**DOCUMENT TEXT**.
Just wondering what the point of it is.

BaldEagle

luckygirl
01-28-2006, 07:51 PM
For a futuristic website login. I need to make sure the year is correct. Each user has his or her own year value which is validated by this code

I figured out how to get an exact year in the future in a simple way, but the stack keeps overflowing. //without the mathematics

<script>
date = new Date();
year = 2006;
function yearget()
{
for (i = 1; i<= year;i++)
{
}
{
window.location.href=year+".php";
}
else
{
year++
yearget()
}
}
</script>

I'm assuming the error is generated because there are too many functions running at once. Is there a way to clear the function and still retain the variable amount for year from the previous function calls?

wow, what a day. Thanks for the help eagle. You're awesome.

BaldEagle
01-28-2006, 07:58 PM
You can look up recursion and see if there is a way to keep from exhausting the stack, but the bottom line is your year will have to be out in the million range in order for the algorithm to = that huge number. So I reckon I still don't really understand what you are doing.

BaldEagle

luckygirl
01-28-2006, 08:07 PM
I will send you a link when I get the login and other scripts to work. :D Thanks again!

**DATA EXTRACT**.
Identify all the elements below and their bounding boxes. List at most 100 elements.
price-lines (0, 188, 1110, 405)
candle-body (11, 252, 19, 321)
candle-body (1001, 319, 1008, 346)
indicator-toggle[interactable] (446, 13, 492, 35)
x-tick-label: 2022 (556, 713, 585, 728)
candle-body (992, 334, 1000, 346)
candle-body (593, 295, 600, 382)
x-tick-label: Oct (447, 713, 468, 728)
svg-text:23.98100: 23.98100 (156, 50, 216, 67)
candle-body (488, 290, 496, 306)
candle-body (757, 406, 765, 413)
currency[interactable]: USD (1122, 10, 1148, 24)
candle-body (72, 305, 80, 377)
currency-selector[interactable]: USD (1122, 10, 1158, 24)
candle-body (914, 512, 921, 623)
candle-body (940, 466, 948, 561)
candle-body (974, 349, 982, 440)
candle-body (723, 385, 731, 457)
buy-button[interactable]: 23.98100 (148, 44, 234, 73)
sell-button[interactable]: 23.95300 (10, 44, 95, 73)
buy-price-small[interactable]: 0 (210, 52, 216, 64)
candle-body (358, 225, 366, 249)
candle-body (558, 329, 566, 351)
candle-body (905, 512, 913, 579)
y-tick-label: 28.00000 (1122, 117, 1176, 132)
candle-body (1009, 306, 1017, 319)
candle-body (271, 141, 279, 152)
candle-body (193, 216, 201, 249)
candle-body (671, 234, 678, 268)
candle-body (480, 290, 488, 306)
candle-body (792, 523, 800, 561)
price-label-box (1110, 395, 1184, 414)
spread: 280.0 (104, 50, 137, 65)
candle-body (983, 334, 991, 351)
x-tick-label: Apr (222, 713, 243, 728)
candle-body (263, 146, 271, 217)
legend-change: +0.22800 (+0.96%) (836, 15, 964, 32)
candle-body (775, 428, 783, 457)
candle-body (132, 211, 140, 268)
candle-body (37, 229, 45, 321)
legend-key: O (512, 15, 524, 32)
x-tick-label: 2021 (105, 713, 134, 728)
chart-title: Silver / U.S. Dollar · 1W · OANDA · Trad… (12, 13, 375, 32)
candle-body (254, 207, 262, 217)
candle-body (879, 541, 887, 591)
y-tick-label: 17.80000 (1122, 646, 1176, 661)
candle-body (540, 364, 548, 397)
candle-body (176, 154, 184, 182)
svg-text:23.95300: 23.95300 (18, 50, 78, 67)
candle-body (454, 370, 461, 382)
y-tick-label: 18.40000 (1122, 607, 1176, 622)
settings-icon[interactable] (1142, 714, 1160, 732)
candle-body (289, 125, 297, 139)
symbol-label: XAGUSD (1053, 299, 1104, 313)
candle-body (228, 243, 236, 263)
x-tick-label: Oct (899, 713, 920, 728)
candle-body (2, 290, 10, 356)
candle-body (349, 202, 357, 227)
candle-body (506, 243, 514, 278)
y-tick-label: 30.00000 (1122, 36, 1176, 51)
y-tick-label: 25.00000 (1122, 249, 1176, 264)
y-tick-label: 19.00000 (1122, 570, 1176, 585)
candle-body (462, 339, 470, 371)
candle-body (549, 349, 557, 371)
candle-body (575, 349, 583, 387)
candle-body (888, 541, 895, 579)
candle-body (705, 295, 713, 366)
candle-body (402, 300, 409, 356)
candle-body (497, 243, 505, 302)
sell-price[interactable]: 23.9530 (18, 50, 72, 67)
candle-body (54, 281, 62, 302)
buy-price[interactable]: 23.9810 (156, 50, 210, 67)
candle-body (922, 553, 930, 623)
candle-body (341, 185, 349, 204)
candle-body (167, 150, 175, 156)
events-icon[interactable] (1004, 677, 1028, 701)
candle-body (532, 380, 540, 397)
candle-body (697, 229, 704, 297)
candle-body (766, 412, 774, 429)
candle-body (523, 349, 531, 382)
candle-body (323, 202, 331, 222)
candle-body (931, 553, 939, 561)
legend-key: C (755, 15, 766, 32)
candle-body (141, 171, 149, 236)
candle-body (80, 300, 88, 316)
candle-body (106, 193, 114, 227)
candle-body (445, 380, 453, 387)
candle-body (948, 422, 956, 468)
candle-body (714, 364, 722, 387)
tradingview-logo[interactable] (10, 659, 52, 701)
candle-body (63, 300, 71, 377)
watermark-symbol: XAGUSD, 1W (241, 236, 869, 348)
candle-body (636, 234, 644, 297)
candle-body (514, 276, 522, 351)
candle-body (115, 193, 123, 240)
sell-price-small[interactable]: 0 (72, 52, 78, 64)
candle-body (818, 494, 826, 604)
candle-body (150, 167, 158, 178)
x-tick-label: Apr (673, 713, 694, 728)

**WORK TO COMPLETE**.
Write down every date-and-time stamp shown in the forum thread.

**ANSWER SECTION**.
01-28-2006, 07:51 PM
01-28-2006, 07:58 PM
01-28-2006, 08:07 PM